◆ **Exercise requirements**
Extract the records below word for word and ignore the images.

Collection entries
----

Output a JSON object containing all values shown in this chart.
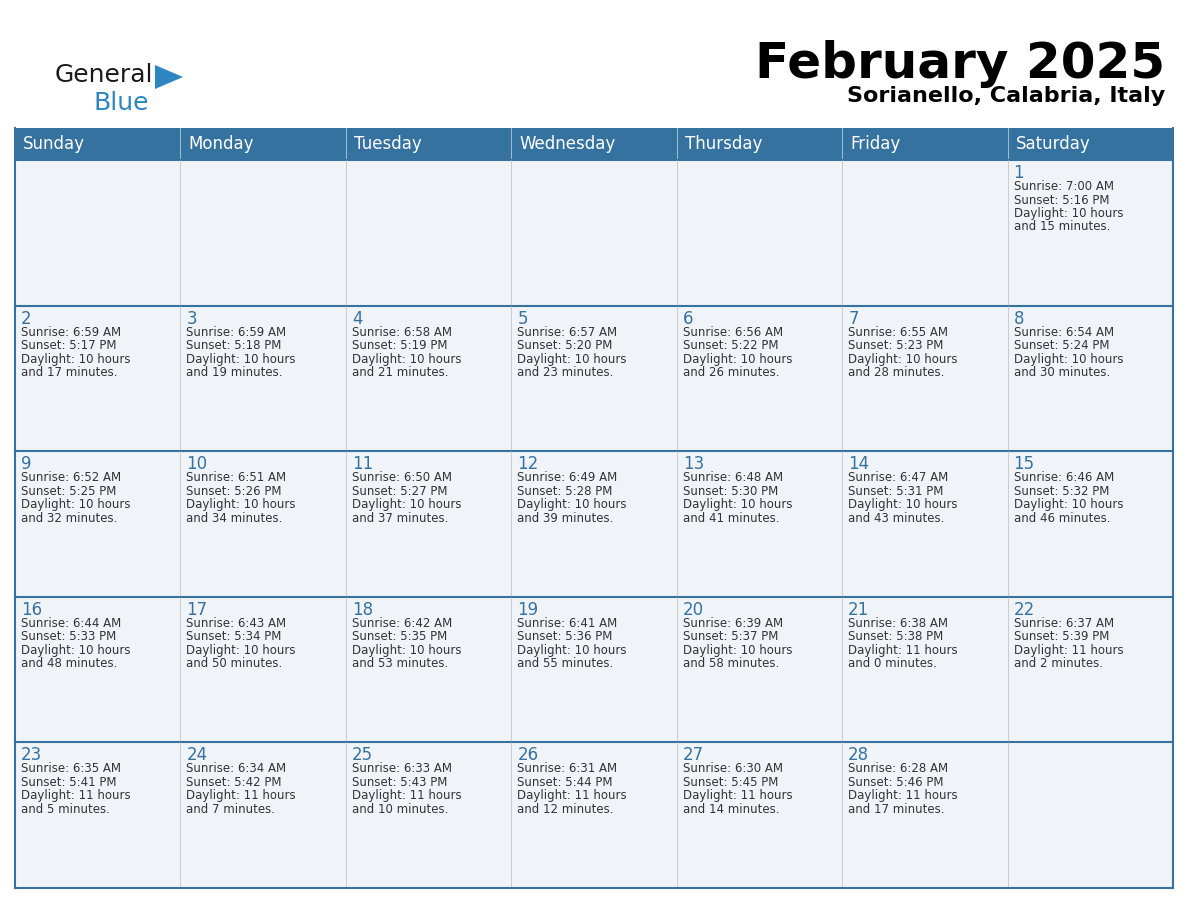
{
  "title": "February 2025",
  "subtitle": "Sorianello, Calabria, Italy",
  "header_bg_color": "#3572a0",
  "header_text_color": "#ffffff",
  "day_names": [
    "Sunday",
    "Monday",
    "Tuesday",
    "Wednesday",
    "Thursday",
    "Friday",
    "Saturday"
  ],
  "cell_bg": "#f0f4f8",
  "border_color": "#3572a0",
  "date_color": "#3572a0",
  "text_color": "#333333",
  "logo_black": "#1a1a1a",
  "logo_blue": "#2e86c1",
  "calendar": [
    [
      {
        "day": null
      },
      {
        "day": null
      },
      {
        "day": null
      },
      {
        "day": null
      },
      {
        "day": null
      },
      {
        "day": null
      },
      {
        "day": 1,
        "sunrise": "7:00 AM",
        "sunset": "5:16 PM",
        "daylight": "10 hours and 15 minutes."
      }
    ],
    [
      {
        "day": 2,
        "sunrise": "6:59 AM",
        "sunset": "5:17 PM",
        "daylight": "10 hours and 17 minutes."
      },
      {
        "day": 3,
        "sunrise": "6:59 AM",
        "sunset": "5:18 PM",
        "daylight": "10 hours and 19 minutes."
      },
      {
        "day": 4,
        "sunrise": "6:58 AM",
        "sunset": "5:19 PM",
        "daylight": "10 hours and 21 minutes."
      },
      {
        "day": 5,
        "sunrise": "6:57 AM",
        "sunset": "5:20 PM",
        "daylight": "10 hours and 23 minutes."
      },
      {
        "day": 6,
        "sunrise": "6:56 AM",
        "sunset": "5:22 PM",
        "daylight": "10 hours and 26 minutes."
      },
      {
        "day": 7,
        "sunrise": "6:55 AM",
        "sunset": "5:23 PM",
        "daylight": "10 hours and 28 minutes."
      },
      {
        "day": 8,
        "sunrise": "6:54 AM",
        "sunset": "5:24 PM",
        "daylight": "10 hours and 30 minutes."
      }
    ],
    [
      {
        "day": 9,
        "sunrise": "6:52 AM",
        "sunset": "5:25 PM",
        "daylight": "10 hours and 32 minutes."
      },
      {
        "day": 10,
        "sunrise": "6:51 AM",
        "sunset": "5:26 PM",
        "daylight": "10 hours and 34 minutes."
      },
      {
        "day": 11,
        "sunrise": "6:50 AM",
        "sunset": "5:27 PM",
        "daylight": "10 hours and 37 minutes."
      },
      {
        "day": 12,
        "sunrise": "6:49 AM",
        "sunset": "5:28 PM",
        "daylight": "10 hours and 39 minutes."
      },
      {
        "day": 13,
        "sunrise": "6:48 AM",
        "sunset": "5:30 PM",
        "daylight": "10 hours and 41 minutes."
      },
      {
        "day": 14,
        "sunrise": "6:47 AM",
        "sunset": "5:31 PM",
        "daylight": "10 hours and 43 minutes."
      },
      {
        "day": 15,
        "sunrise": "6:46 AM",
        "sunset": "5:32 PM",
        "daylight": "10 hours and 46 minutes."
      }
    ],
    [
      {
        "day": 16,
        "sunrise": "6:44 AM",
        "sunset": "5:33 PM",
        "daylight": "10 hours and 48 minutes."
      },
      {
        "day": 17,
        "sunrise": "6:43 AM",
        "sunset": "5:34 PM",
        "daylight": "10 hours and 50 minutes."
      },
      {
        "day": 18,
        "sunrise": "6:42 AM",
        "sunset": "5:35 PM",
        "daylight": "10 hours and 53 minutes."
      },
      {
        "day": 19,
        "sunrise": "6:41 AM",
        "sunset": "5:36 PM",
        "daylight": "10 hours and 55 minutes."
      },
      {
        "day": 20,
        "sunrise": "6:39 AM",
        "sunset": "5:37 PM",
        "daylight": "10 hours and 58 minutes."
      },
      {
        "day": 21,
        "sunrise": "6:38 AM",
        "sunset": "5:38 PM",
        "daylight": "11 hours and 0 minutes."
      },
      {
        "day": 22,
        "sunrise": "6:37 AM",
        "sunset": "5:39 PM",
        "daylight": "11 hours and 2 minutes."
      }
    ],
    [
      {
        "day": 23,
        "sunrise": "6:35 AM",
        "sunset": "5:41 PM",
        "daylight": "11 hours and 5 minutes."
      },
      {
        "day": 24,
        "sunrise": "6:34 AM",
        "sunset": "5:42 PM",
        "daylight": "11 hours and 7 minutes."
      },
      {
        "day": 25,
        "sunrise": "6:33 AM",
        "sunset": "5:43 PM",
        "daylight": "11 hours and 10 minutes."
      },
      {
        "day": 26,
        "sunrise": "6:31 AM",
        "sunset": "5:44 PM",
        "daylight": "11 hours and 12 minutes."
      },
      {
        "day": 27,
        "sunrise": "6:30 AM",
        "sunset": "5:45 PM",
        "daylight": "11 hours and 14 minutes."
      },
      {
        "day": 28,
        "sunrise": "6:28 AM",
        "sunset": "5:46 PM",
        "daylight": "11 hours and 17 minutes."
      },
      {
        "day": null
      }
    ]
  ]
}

----

◆ **Finished answer**
Output a JSON object containing all values shown in this chart.
{
  "title": "February 2025",
  "subtitle": "Sorianello, Calabria, Italy",
  "header_bg_color": "#3572a0",
  "header_text_color": "#ffffff",
  "day_names": [
    "Sunday",
    "Monday",
    "Tuesday",
    "Wednesday",
    "Thursday",
    "Friday",
    "Saturday"
  ],
  "cell_bg": "#f0f4f8",
  "border_color": "#3572a0",
  "date_color": "#3572a0",
  "text_color": "#333333",
  "logo_black": "#1a1a1a",
  "logo_blue": "#2e86c1",
  "calendar": [
    [
      {
        "day": null
      },
      {
        "day": null
      },
      {
        "day": null
      },
      {
        "day": null
      },
      {
        "day": null
      },
      {
        "day": null
      },
      {
        "day": 1,
        "sunrise": "7:00 AM",
        "sunset": "5:16 PM",
        "daylight": "10 hours and 15 minutes."
      }
    ],
    [
      {
        "day": 2,
        "sunrise": "6:59 AM",
        "sunset": "5:17 PM",
        "daylight": "10 hours and 17 minutes."
      },
      {
        "day": 3,
        "sunrise": "6:59 AM",
        "sunset": "5:18 PM",
        "daylight": "10 hours and 19 minutes."
      },
      {
        "day": 4,
        "sunrise": "6:58 AM",
        "sunset": "5:19 PM",
        "daylight": "10 hours and 21 minutes."
      },
      {
        "day": 5,
        "sunrise": "6:57 AM",
        "sunset": "5:20 PM",
        "daylight": "10 hours and 23 minutes."
      },
      {
        "day": 6,
        "sunrise": "6:56 AM",
        "sunset": "5:22 PM",
        "daylight": "10 hours and 26 minutes."
      },
      {
        "day": 7,
        "sunrise": "6:55 AM",
        "sunset": "5:23 PM",
        "daylight": "10 hours and 28 minutes."
      },
      {
        "day": 8,
        "sunrise": "6:54 AM",
        "sunset": "5:24 PM",
        "daylight": "10 hours and 30 minutes."
      }
    ],
    [
      {
        "day": 9,
        "sunrise": "6:52 AM",
        "sunset": "5:25 PM",
        "daylight": "10 hours and 32 minutes."
      },
      {
        "day": 10,
        "sunrise": "6:51 AM",
        "sunset": "5:26 PM",
        "daylight": "10 hours and 34 minutes."
      },
      {
        "day": 11,
        "sunrise": "6:50 AM",
        "sunset": "5:27 PM",
        "daylight": "10 hours and 37 minutes."
      },
      {
        "day": 12,
        "sunrise": "6:49 AM",
        "sunset": "5:28 PM",
        "daylight": "10 hours and 39 minutes."
      },
      {
        "day": 13,
        "sunrise": "6:48 AM",
        "sunset": "5:30 PM",
        "daylight": "10 hours and 41 minutes."
      },
      {
        "day": 14,
        "sunrise": "6:47 AM",
        "sunset": "5:31 PM",
        "daylight": "10 hours and 43 minutes."
      },
      {
        "day": 15,
        "sunrise": "6:46 AM",
        "sunset": "5:32 PM",
        "daylight": "10 hours and 46 minutes."
      }
    ],
    [
      {
        "day": 16,
        "sunrise": "6:44 AM",
        "sunset": "5:33 PM",
        "daylight": "10 hours and 48 minutes."
      },
      {
        "day": 17,
        "sunrise": "6:43 AM",
        "sunset": "5:34 PM",
        "daylight": "10 hours and 50 minutes."
      },
      {
        "day": 18,
        "sunrise": "6:42 AM",
        "sunset": "5:35 PM",
        "daylight": "10 hours and 53 minutes."
      },
      {
        "day": 19,
        "sunrise": "6:41 AM",
        "sunset": "5:36 PM",
        "daylight": "10 hours and 55 minutes."
      },
      {
        "day": 20,
        "sunrise": "6:39 AM",
        "sunset": "5:37 PM",
        "daylight": "10 hours and 58 minutes."
      },
      {
        "day": 21,
        "sunrise": "6:38 AM",
        "sunset": "5:38 PM",
        "daylight": "11 hours and 0 minutes."
      },
      {
        "day": 22,
        "sunrise": "6:37 AM",
        "sunset": "5:39 PM",
        "daylight": "11 hours and 2 minutes."
      }
    ],
    [
      {
        "day": 23,
        "sunrise": "6:35 AM",
        "sunset": "5:41 PM",
        "daylight": "11 hours and 5 minutes."
      },
      {
        "day": 24,
        "sunrise": "6:34 AM",
        "sunset": "5:42 PM",
        "daylight": "11 hours and 7 minutes."
      },
      {
        "day": 25,
        "sunrise": "6:33 AM",
        "sunset": "5:43 PM",
        "daylight": "11 hours and 10 minutes."
      },
      {
        "day": 26,
        "sunrise": "6:31 AM",
        "sunset": "5:44 PM",
        "daylight": "11 hours and 12 minutes."
      },
      {
        "day": 27,
        "sunrise": "6:30 AM",
        "sunset": "5:45 PM",
        "daylight": "11 hours and 14 minutes."
      },
      {
        "day": 28,
        "sunrise": "6:28 AM",
        "sunset": "5:46 PM",
        "daylight": "11 hours and 17 minutes."
      },
      {
        "day": null
      }
    ]
  ]
}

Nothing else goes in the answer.